GOAL OF THE EXERCISE
Every line of the records that holds the word "Zeitung" should be copied.

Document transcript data
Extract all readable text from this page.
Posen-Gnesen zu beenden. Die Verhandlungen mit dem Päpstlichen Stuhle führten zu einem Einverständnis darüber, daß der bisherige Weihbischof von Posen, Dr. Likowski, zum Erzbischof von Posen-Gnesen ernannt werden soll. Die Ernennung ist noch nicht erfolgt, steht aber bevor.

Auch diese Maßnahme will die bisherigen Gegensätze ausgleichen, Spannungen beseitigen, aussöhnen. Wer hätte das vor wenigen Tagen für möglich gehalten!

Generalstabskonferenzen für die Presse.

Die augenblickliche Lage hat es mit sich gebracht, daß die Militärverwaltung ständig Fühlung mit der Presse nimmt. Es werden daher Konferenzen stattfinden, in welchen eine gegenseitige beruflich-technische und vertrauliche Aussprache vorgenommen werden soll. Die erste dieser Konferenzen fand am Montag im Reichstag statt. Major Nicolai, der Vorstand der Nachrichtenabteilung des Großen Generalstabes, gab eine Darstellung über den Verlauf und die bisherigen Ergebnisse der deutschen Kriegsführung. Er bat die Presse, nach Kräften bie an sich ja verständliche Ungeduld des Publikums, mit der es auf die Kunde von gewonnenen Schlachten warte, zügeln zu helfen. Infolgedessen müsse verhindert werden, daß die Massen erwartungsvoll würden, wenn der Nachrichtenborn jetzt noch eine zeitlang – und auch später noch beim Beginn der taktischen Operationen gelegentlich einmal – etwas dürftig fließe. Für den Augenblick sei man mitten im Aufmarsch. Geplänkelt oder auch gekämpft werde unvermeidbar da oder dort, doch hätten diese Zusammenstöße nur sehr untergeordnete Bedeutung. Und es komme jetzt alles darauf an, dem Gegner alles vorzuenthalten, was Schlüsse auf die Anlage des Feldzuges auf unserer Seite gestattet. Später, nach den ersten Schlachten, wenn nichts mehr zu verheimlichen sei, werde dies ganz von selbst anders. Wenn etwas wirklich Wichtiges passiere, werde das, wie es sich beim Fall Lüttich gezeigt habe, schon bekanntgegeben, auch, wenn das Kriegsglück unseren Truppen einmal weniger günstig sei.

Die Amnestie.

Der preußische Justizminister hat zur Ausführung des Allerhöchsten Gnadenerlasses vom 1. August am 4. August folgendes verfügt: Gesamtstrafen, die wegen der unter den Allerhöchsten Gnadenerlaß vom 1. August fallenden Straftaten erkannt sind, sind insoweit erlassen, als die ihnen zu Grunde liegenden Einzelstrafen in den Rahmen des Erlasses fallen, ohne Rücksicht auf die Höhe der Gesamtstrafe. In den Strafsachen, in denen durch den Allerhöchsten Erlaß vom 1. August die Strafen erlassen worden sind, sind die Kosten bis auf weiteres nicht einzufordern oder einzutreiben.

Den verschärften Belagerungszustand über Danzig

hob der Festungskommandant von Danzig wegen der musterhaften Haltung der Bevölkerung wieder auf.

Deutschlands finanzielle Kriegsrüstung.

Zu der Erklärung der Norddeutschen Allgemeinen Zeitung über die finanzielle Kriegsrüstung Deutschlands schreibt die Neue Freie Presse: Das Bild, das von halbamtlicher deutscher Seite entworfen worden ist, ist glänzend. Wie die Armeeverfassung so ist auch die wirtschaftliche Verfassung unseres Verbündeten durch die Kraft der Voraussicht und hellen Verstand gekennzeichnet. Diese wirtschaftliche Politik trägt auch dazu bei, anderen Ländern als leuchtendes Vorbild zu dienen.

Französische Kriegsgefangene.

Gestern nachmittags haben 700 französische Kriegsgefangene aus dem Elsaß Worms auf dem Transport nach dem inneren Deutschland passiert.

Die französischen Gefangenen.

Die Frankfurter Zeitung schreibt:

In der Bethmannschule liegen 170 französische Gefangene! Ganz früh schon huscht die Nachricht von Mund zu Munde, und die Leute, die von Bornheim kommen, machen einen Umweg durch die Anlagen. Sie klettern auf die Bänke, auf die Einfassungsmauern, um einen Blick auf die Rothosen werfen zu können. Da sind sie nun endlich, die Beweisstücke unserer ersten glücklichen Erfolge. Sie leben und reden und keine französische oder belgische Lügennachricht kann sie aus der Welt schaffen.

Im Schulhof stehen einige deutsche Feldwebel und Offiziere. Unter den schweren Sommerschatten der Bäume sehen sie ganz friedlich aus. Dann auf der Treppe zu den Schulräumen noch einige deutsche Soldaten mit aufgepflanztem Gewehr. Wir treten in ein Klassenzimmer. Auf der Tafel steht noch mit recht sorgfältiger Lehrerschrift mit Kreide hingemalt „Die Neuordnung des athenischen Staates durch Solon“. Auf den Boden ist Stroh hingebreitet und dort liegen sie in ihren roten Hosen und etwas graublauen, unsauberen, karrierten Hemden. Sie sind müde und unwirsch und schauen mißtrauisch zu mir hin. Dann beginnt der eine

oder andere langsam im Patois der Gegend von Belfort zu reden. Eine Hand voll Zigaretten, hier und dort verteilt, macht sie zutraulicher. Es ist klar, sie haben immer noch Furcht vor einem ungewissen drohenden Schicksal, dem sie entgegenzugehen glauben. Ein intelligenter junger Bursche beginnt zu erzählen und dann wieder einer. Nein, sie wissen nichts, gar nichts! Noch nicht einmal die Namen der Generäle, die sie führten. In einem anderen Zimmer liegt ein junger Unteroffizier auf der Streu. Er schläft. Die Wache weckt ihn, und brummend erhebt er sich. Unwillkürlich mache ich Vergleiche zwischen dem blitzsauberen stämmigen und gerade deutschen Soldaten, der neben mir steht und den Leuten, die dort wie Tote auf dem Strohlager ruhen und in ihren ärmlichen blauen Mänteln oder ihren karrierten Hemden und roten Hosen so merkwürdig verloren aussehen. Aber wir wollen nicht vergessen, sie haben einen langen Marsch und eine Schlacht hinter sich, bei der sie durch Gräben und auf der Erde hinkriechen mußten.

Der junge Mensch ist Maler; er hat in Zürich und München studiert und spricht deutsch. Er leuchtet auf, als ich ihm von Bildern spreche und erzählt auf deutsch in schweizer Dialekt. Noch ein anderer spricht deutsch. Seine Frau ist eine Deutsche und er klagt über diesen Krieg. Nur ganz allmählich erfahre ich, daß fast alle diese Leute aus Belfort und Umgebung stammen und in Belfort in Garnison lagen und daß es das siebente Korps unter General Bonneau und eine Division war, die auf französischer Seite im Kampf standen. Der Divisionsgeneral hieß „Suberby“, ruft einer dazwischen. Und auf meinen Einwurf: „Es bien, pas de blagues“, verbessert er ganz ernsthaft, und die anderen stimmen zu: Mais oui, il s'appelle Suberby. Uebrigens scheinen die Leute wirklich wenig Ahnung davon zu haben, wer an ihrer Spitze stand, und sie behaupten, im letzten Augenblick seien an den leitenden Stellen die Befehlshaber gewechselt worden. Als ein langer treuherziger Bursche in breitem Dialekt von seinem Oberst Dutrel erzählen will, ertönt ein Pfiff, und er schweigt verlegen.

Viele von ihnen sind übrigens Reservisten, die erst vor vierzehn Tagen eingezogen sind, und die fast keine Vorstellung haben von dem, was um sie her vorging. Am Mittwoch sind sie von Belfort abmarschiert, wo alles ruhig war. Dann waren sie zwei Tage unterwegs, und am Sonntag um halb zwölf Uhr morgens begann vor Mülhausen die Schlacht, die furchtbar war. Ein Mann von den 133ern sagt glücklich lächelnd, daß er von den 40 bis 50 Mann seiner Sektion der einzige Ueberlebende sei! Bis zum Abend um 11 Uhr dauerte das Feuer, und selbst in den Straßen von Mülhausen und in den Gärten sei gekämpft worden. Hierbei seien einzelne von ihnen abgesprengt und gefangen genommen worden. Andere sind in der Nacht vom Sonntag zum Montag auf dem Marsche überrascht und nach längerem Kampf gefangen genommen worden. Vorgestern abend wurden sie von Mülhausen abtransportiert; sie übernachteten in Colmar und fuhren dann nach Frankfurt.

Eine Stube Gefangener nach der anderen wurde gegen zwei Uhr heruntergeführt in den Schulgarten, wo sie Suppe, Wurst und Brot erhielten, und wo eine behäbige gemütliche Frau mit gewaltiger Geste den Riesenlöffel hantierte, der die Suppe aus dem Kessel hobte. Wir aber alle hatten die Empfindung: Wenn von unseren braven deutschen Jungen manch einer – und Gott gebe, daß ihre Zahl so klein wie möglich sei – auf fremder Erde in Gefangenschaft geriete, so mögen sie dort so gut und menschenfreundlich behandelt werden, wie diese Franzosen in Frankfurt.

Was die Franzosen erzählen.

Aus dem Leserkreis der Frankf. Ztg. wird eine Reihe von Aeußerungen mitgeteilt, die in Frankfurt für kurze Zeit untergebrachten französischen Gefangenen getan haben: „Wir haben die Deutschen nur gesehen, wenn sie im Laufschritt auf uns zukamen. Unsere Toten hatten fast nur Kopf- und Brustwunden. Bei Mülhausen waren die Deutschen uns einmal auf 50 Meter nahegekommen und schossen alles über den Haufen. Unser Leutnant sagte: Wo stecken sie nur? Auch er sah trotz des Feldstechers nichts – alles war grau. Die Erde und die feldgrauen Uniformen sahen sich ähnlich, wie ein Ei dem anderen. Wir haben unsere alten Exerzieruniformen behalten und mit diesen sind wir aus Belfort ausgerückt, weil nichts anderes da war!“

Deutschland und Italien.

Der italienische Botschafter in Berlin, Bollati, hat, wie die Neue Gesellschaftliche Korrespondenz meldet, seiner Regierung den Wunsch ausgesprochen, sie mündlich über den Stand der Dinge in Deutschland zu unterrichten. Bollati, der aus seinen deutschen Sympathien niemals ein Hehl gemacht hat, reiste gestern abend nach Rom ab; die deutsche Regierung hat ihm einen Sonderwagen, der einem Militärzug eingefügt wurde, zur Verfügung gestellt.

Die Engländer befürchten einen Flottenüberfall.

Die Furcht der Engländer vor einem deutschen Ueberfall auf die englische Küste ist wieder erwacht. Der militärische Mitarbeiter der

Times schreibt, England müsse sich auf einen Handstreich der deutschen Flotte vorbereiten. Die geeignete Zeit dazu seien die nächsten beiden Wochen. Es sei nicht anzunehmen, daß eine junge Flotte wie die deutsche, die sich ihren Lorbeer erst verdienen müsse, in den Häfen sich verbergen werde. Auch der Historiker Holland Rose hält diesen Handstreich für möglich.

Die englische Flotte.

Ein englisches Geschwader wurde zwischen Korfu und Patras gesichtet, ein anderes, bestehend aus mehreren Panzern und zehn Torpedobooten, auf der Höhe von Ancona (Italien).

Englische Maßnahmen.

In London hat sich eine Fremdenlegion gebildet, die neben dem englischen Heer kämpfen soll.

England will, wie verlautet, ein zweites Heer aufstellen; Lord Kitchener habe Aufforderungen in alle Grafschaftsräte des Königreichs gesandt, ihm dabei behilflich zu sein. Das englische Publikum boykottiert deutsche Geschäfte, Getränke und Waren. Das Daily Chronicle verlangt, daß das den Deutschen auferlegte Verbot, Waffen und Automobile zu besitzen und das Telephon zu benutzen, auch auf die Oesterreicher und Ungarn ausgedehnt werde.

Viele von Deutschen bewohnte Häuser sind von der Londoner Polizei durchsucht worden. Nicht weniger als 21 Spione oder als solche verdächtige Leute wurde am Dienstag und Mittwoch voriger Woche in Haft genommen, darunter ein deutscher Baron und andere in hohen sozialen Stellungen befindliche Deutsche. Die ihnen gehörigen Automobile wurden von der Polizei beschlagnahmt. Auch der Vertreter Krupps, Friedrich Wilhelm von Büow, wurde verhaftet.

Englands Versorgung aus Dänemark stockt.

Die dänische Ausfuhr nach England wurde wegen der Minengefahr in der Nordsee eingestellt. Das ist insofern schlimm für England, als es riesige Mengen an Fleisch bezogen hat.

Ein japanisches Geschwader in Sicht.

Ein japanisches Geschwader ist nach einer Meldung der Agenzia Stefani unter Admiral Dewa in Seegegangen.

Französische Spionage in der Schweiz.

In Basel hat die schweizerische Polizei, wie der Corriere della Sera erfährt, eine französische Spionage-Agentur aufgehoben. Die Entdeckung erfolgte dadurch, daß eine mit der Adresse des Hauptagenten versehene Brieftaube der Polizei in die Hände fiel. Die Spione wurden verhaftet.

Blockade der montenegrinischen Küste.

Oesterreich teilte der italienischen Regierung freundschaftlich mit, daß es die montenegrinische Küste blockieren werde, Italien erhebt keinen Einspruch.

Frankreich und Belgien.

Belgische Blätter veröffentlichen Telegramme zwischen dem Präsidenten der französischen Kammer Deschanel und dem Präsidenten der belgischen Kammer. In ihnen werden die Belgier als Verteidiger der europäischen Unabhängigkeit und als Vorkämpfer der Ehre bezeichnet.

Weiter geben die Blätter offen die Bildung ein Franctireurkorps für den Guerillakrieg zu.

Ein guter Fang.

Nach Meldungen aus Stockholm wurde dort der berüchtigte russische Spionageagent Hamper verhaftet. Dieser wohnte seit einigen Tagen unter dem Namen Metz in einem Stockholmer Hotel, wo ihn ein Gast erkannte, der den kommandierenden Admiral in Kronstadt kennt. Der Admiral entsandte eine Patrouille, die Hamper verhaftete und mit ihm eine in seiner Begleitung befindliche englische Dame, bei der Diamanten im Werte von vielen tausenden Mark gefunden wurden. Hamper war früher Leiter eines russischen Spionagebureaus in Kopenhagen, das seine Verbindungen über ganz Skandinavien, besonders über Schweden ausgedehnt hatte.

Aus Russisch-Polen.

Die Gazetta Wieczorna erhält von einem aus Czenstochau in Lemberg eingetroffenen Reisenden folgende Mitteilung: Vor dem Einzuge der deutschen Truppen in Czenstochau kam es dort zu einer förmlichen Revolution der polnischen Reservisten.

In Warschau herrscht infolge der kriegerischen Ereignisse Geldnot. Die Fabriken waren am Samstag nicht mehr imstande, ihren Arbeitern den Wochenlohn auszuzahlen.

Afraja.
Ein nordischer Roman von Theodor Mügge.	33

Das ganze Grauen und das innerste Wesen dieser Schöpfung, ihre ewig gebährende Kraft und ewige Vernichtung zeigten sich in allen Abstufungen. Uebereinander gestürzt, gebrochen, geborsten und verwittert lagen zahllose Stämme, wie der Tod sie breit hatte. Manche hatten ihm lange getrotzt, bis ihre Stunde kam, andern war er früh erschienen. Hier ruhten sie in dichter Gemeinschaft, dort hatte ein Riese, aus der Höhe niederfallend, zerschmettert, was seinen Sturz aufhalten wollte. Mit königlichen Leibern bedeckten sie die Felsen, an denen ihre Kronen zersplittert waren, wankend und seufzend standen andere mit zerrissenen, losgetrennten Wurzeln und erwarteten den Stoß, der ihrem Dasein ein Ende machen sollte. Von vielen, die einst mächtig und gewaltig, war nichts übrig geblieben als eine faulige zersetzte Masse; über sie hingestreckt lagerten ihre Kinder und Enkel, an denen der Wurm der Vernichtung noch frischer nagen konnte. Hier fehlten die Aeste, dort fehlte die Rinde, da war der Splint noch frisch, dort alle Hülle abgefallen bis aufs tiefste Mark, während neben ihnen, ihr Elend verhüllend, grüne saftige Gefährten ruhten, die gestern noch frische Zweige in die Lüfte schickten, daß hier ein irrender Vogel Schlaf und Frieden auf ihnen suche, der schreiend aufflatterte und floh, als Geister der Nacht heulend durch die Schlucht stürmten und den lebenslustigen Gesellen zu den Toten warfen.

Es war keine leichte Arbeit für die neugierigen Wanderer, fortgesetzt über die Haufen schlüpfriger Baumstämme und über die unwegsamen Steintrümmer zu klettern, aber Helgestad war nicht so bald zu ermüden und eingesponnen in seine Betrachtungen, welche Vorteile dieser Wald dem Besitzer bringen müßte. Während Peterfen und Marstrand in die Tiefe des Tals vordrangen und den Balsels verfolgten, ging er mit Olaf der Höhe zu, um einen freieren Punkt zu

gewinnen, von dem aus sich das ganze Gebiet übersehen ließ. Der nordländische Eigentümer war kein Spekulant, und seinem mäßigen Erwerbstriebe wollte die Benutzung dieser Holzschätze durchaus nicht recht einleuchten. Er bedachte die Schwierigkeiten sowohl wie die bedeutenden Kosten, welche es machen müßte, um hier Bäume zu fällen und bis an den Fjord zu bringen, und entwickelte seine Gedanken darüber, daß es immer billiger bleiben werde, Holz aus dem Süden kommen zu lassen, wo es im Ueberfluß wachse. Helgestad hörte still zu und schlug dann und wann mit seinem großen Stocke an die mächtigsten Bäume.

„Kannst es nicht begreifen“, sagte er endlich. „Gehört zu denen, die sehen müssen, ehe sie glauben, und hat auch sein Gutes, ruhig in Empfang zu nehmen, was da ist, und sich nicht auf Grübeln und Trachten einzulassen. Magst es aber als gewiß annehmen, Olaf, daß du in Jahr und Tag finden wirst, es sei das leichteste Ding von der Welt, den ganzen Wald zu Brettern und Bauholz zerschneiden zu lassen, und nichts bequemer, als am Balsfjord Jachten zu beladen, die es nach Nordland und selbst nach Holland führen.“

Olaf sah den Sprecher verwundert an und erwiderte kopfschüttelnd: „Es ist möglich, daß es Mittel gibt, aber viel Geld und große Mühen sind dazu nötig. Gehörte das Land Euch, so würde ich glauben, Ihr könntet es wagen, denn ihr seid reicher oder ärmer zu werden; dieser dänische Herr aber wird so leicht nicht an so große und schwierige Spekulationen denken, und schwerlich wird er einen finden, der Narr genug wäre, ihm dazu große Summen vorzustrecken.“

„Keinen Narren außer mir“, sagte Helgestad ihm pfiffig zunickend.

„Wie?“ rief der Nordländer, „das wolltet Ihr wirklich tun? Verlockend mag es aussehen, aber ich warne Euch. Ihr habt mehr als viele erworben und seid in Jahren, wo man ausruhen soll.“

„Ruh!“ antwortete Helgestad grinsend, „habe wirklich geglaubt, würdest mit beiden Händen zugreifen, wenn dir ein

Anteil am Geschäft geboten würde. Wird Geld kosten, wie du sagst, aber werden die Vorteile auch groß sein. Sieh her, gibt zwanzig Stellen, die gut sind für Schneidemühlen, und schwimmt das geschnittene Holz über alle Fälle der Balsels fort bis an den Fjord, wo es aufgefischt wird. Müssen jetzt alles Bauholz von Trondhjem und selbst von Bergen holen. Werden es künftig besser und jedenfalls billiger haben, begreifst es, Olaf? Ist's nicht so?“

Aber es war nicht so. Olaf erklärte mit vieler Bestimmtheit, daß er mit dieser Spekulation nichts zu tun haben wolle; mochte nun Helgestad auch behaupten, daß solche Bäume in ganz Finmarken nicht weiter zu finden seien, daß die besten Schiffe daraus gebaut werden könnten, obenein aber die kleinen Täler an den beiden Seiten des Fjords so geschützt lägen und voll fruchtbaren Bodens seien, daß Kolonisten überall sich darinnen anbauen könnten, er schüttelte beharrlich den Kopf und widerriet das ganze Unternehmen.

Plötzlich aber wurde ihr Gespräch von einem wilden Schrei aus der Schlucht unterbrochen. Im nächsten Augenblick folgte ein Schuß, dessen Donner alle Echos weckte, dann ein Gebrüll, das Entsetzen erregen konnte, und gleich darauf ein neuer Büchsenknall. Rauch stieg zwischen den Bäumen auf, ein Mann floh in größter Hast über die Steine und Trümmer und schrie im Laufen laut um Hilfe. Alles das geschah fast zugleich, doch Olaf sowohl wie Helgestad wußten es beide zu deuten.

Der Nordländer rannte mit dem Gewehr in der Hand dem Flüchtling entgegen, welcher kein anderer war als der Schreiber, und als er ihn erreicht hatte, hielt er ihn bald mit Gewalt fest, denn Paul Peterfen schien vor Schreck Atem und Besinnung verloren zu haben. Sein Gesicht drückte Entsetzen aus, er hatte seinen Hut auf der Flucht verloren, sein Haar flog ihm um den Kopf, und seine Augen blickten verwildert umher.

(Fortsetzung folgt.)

RESULT OF THE EXERCISE
Zu der Erklärung der Norddeutschen Allgemeinen Zeitung über die finanzielle Kriegsrüstung Deutschlands schreibt die Neue Freie Presse: Das Bild, das von halbamtlicher deutscher Seite entworfen worden ist, ist glänzend. Wie die Armeeverfassung so ist auch die wirtschaftliche Verfassung unseres Verbündeten durch die Kraft der Voraussicht und hellen Verstand gekennzeichnet. Diese wirtschaftliche Politik trägt auch dazu bei, anderen Ländern als leuchtendes Vorbild zu dienen.
Die Frankfurter Zeitung schreibt:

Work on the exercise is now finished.